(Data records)

--- Start ---

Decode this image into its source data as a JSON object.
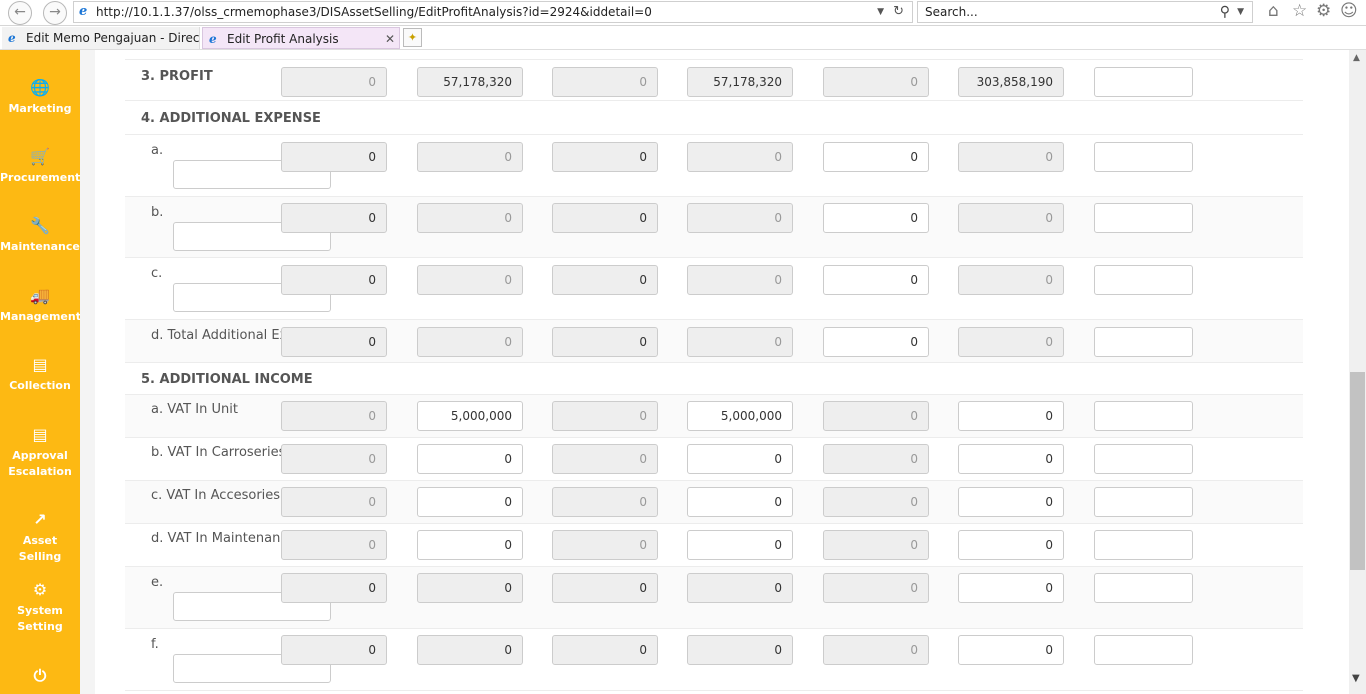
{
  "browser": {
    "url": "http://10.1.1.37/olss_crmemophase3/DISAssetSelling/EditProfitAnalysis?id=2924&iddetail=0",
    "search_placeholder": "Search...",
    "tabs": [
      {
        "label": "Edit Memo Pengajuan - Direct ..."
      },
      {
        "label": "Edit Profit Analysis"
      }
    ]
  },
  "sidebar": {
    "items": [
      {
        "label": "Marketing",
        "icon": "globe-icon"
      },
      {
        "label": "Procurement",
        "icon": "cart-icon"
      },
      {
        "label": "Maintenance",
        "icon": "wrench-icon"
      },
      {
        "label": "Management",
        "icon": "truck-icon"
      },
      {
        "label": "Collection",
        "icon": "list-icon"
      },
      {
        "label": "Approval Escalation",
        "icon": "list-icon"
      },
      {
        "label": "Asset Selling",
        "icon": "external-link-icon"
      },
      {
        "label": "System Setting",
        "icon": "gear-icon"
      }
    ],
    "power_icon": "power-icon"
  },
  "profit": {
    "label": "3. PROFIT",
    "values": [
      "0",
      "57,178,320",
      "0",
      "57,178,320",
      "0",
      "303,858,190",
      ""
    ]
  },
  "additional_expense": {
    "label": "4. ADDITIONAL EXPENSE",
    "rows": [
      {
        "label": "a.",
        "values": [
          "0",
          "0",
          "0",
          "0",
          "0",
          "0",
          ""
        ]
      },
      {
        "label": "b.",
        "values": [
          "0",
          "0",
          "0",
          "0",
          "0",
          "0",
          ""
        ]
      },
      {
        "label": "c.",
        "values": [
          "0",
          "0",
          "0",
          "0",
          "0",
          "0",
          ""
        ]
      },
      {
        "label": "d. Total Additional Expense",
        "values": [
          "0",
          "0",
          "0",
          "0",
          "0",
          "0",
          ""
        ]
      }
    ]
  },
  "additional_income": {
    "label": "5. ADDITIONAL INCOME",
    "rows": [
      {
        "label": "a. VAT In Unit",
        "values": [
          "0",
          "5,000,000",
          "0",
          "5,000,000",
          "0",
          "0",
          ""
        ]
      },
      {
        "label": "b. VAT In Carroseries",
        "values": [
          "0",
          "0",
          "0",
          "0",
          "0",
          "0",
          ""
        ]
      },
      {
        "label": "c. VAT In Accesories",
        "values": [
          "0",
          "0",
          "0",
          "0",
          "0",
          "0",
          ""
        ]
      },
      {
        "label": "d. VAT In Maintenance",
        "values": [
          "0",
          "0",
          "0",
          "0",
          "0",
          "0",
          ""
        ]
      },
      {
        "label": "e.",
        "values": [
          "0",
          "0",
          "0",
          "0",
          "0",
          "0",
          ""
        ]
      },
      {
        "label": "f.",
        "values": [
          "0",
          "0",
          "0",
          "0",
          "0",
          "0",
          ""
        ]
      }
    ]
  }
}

--- End ---

» **Problem statement**
Each line of the data is to be duplicated exactly; pictures stay out of the copy.

» **Expected answer**
Decode this image into its source data as a JSON object.
{
  "browser": {
    "url": "http://10.1.1.37/olss_crmemophase3/DISAssetSelling/EditProfitAnalysis?id=2924&iddetail=0",
    "search_placeholder": "Search...",
    "tabs": [
      {
        "label": "Edit Memo Pengajuan - Direct ..."
      },
      {
        "label": "Edit Profit Analysis"
      }
    ]
  },
  "sidebar": {
    "items": [
      {
        "label": "Marketing",
        "icon": "globe-icon"
      },
      {
        "label": "Procurement",
        "icon": "cart-icon"
      },
      {
        "label": "Maintenance",
        "icon": "wrench-icon"
      },
      {
        "label": "Management",
        "icon": "truck-icon"
      },
      {
        "label": "Collection",
        "icon": "list-icon"
      },
      {
        "label": "Approval Escalation",
        "icon": "list-icon"
      },
      {
        "label": "Asset Selling",
        "icon": "external-link-icon"
      },
      {
        "label": "System Setting",
        "icon": "gear-icon"
      }
    ],
    "power_icon": "power-icon"
  },
  "profit": {
    "label": "3. PROFIT",
    "values": [
      "0",
      "57,178,320",
      "0",
      "57,178,320",
      "0",
      "303,858,190",
      ""
    ]
  },
  "additional_expense": {
    "label": "4. ADDITIONAL EXPENSE",
    "rows": [
      {
        "label": "a.",
        "values": [
          "0",
          "0",
          "0",
          "0",
          "0",
          "0",
          ""
        ]
      },
      {
        "label": "b.",
        "values": [
          "0",
          "0",
          "0",
          "0",
          "0",
          "0",
          ""
        ]
      },
      {
        "label": "c.",
        "values": [
          "0",
          "0",
          "0",
          "0",
          "0",
          "0",
          ""
        ]
      },
      {
        "label": "d. Total Additional Expense",
        "values": [
          "0",
          "0",
          "0",
          "0",
          "0",
          "0",
          ""
        ]
      }
    ]
  },
  "additional_income": {
    "label": "5. ADDITIONAL INCOME",
    "rows": [
      {
        "label": "a. VAT In Unit",
        "values": [
          "0",
          "5,000,000",
          "0",
          "5,000,000",
          "0",
          "0",
          ""
        ]
      },
      {
        "label": "b. VAT In Carroseries",
        "values": [
          "0",
          "0",
          "0",
          "0",
          "0",
          "0",
          ""
        ]
      },
      {
        "label": "c. VAT In Accesories",
        "values": [
          "0",
          "0",
          "0",
          "0",
          "0",
          "0",
          ""
        ]
      },
      {
        "label": "d. VAT In Maintenance",
        "values": [
          "0",
          "0",
          "0",
          "0",
          "0",
          "0",
          ""
        ]
      },
      {
        "label": "e.",
        "values": [
          "0",
          "0",
          "0",
          "0",
          "0",
          "0",
          ""
        ]
      },
      {
        "label": "f.",
        "values": [
          "0",
          "0",
          "0",
          "0",
          "0",
          "0",
          ""
        ]
      }
    ]
  }
}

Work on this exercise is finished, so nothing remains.